List every line below containing "equipment".

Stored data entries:
— Start —

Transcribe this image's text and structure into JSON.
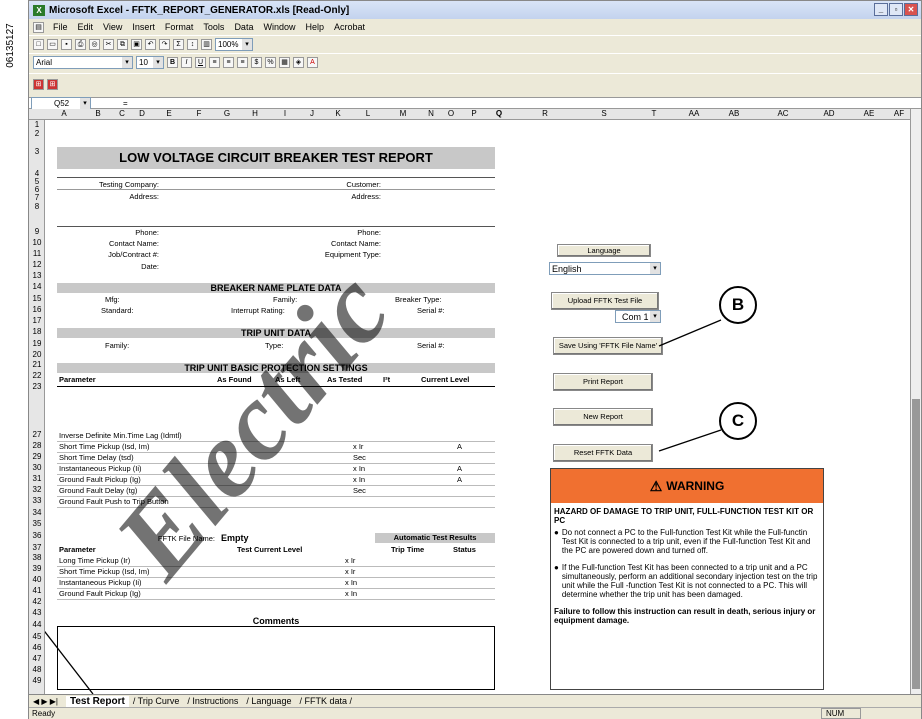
{
  "figure_id": "06135127",
  "window": {
    "title": "Microsoft Excel - FFTK_REPORT_GENERATOR.xls [Read-Only]"
  },
  "menu": [
    "File",
    "Edit",
    "View",
    "Insert",
    "Format",
    "Tools",
    "Data",
    "Window",
    "Help",
    "Acrobat"
  ],
  "toolbar": {
    "zoom": "100%",
    "font": "Arial",
    "size": "10"
  },
  "formula_bar": {
    "cell_ref": "Q52",
    "eq": "="
  },
  "columns": [
    "A",
    "B",
    "C",
    "D",
    "E",
    "F",
    "G",
    "H",
    "I",
    "J",
    "K",
    "L",
    "M",
    "N",
    "O",
    "P",
    "Q",
    "R",
    "S",
    "T",
    "AA",
    "AB",
    "AC",
    "AD",
    "AE",
    "AF"
  ],
  "rows": [
    "1",
    "2",
    "3",
    "4",
    "5",
    "6",
    "7",
    "8",
    "9",
    "10",
    "11",
    "12",
    "13",
    "14",
    "15",
    "16",
    "17",
    "18",
    "19",
    "20",
    "21",
    "22",
    "23",
    "27",
    "28",
    "29",
    "30",
    "31",
    "32",
    "33",
    "34",
    "35",
    "36",
    "37",
    "38",
    "39",
    "40",
    "41",
    "42",
    "43",
    "44",
    "45",
    "46",
    "47",
    "48",
    "49"
  ],
  "report": {
    "title": "LOW VOLTAGE CIRCUIT BREAKER TEST REPORT",
    "testing_company": "Testing Company:",
    "address": "Address:",
    "customer": "Customer:",
    "address2": "Address:",
    "phone": "Phone:",
    "phone2": "Phone:",
    "contact_name": "Contact Name:",
    "contact_name2": "Contact Name:",
    "job": "Job/Contract #:",
    "equipment": "Equipment Type:",
    "date": "Date:",
    "nameplate_header": "BREAKER NAME PLATE DATA",
    "mfg": "Mfg:",
    "family": "Family:",
    "breaker_type": "Breaker Type:",
    "standard": "Standard:",
    "interrupt": "Interrupt Rating:",
    "serial": "Serial #:",
    "trip_header": "TRIP UNIT DATA",
    "trip_family": "Family:",
    "trip_type": "Type:",
    "trip_serial": "Serial #:",
    "basic_header": "TRIP UNIT BASIC PROTECTION SETTINGS",
    "cols": [
      "Parameter",
      "As Found",
      "As Left",
      "As Tested",
      "I²t",
      "Current Level"
    ],
    "rows27": [
      {
        "p": "Inverse Definite Min.Time Lag (Idmtl)",
        "u": "",
        "c": ""
      },
      {
        "p": "Short Time Pickup (Isd, Im)",
        "u": "x Ir",
        "c": "A"
      },
      {
        "p": "Short Time Delay (tsd)",
        "u": "Sec",
        "c": ""
      },
      {
        "p": "Instantaneous Pickup (Ii)",
        "u": "x In",
        "c": "A"
      },
      {
        "p": "Ground Fault Pickup (Ig)",
        "u": "x In",
        "c": "A"
      },
      {
        "p": "Ground Fault Delay (tg)",
        "u": "Sec",
        "c": ""
      },
      {
        "p": "Ground Fault Push to Trip Button",
        "u": "",
        "c": ""
      }
    ],
    "file_name_label": "FFTK File Name:",
    "file_name": "Empty",
    "auto_results": "Automatic Test Results",
    "cols2": [
      "Parameter",
      "Test Current Level",
      "Trip Time",
      "Status"
    ],
    "rows37": [
      {
        "p": "Long Time Pickup (Ir)",
        "u": "x Ir"
      },
      {
        "p": "Short Time Pickup (Isd, Im)",
        "u": "x Ir"
      },
      {
        "p": "Instantaneous Pickup (Ii)",
        "u": "x In"
      },
      {
        "p": "Ground Fault Pickup (Ig)",
        "u": "x In"
      }
    ],
    "comments": "Comments"
  },
  "panel": {
    "language_label": "Language",
    "language": "English",
    "upload": "Upload FFTK Test File",
    "com": "Com 1",
    "save": "Save Using 'FFTK File Name'",
    "print": "Print Report",
    "new": "New Report",
    "reset": "Reset FFTK Data"
  },
  "warning": {
    "title": "WARNING",
    "hazard": "HAZARD OF DAMAGE TO TRIP UNIT, FULL-FUNCTION TEST KIT OR PC",
    "b1": "Do not connect a PC to the Full-function Test Kit while the Full-functin Test Kit is connected to a trip unit, even if the Full-function Test Kit and the PC are powered down and turned off.",
    "b2": "If the Full-function Test Kit has been connected to a trip unit and a PC simultaneously, perform an additional secondary injection test on the trip unit while the Full -function Test Kit is not connected to a PC.  This will determine whether the trip unit has been damaged.",
    "footer": "Failure to follow this instruction can result in death, serious injury or equipment damage.",
    "color": "#f07030"
  },
  "callouts": {
    "b": "B",
    "c": "C"
  },
  "tabs": [
    "Test Report",
    "Trip Curve",
    "Instructions",
    "Language",
    "FFTK data"
  ],
  "status": {
    "ready": "Ready",
    "num": "NUM"
  },
  "watermark": "Electric"
}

— End —

• _Answer below_
    "equipment": "Equipment Type:",
    "footer": "Failure to follow this instruction can result in death, serious injury or equipment damage.",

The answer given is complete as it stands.